• [QUOTED PASSAGE]:
Defining interpersonal violence
For some helpful information, additional definitions and guidelines, visit NotAlone.gov. The following definitions should be helpful, but are not legal definitions of these terms.
Interpersonal violence encompasses the following:
- Relationship or dating violence
- Sexual assault
- Family violence
- Physical violence
- Emotional violence
- Cyber bullying/Online harassment
Some helpful terms that act as a role in interpersonal violence:
Dating violence is any act of violence committed by a person who is or has been in a social relationship of a romantic or intimate nature with the victim. The existence of such a relationship shall be determined based on the victim's statement and with consideration of the type and length of the relationship and the frequency of interaction between the persons involved in the relationship. Two (or more) people may be in a romantic or intimate relationship, regardless of whether the relationship is sexual in nature; however, neither a casual acquaintance nor ordinary fraternization between individuals in a business or social context shall constitute a romantic or intimate relationship.
This term is used when a pattern of controlling behavior of a partner is evidenced in a relationship. The abusive behavior can be incremental over time resulting in the abused partner being isolated from others or made to feel incompetent, ashamed or guilt-ridden. The abuse can be emotional, physical, sexual or any combination thereof. Victims are often unaware that they are in an abusive relationship. Leaving this kind of relationship is extremely difficult, often requiring counseling and a great deal of support.
For more information visit our Dating Violence page.
Sexual Assault refers to physical sexual acts perpetrated against a person's will or where a person is incapable of giving consent (e.g., due to the student's age or use of drugs or alcohol, or because an intellectual or other disability prevents the student from having the capacity to give consent). A number of different acts fall into the category of sexual violence, including rape, sexual assault, sexual battery, sexual abuse, and sexual coercion. Sexual violence can be carried out by school employees, other students, or third parties. All such acts of sexual violence are forms of sex discrimination prohibited by Title IX. Taken from the United States Department of Education.
For more information visit our Sexual Assault page.
Harassment is any form of unwanted and offensive behavior. This can include physical conduct or written or verbal derogatory or discriminatory statements. Harassment can interfere with an individual's employment, academic performance, university participation, or emotional state. It can create an intimidating, hostile, or offensive environment.

• [EXTRACTED DATA]:
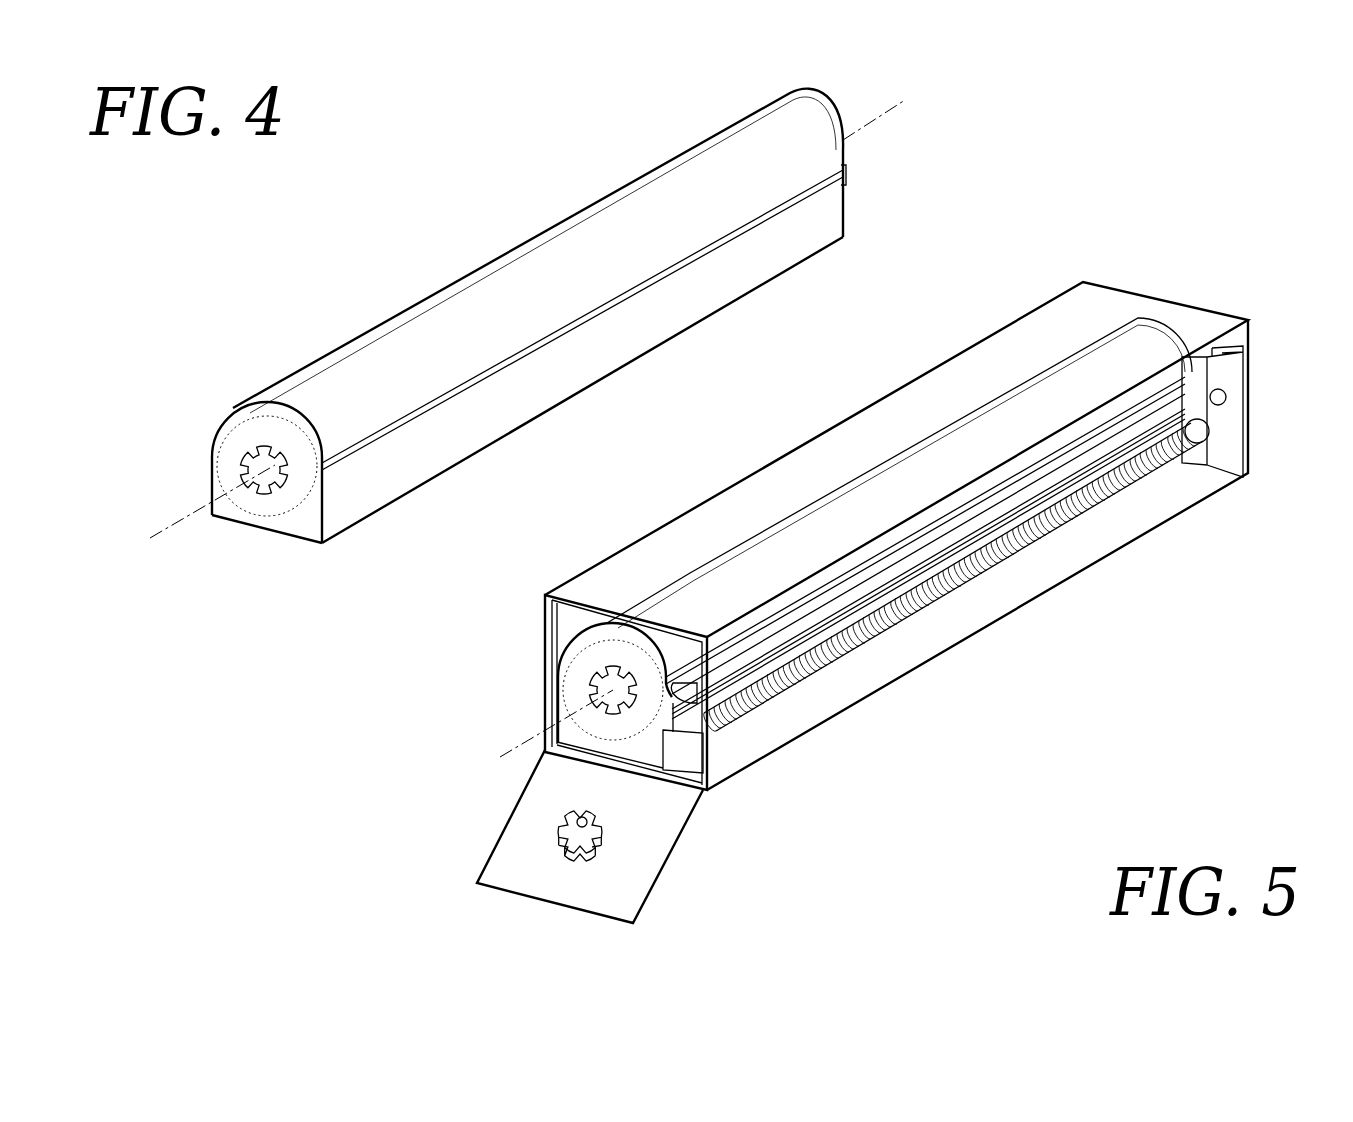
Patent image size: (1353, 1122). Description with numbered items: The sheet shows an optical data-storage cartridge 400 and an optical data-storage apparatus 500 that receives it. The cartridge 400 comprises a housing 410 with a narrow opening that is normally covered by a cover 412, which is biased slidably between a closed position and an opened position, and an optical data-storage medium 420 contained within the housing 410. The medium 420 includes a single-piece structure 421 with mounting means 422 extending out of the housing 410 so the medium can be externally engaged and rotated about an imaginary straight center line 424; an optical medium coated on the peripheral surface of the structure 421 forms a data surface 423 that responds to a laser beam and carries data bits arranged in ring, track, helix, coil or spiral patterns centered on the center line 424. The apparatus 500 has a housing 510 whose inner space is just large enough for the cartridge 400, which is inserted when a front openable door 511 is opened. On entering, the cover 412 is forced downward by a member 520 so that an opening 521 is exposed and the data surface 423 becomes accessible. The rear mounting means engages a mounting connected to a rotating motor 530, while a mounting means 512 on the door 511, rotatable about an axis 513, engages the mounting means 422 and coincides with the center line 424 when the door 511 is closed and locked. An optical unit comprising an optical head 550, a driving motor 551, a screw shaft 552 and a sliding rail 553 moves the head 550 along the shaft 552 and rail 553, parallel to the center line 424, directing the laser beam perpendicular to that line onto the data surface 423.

In FIG. 4, the optical data-storage cartridge 400 is at (325, 272).
In FIG. 4, the housing 410 is at (693, 143).
In FIG. 4, the cover 412 is at (848, 168).
In FIG. 5, the cover 412 is at (797, 650).
In FIG. 4, the optical data-storage medium 420 is at (303, 528).
In FIG. 4, the single-piece structure 421 is at (257, 418).
In FIG. 5, the single-piece structure 421 is at (615, 683).
In FIG. 4, the mounting means 422 is at (248, 445).
In FIG. 5, the mounting means 422 is at (592, 688).
In FIG. 4, the data surface 423 is at (527, 250).
In FIG. 5, the data surface 423 is at (900, 470).
In FIG. 4, the imaginary straight center line 424 is at (536, 318).
In FIG. 5, the imaginary straight center line 424 is at (527, 741).
In FIG. 5, the optical data-storage apparatus 500 is at (1115, 706).
In FIG. 5, the housing 510 is at (1000, 330).
In FIG. 5, the front openable door 511 is at (663, 873).
In FIG. 5, the mounting means 512 is at (557, 847).
In FIG. 5, the axis 513 is at (582, 818).
In FIG. 5, the member 520 is at (712, 698).
In FIG. 5, the opening 521 is at (837, 603).
In FIG. 5, the rotating motor 530 is at (1190, 362).
In FIG. 5, the optical head 550 is at (1223, 400).
In FIG. 5, the driving motor 551 is at (1223, 422).
In FIG. 5, the screw shaft 552 is at (1067, 530).
In FIG. 5, the sliding rail 553 is at (1127, 420).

• [AIM]:
Answer these questions using the interpersonal violence definitions.
(a) Which website does the page name for additional definitions and guidelines?
(b) What do neither a casual acquaintance nor ordinary fraternization in a business or social context constitute?
(c) Under what law are acts of sexual violence prohibited as forms of sex discrimination?
None of the rows are needed here.

• [TASK OUTPUT]:
(a) NotAlone.gov
(b) A romantic or intimate relationship
(c) Title IX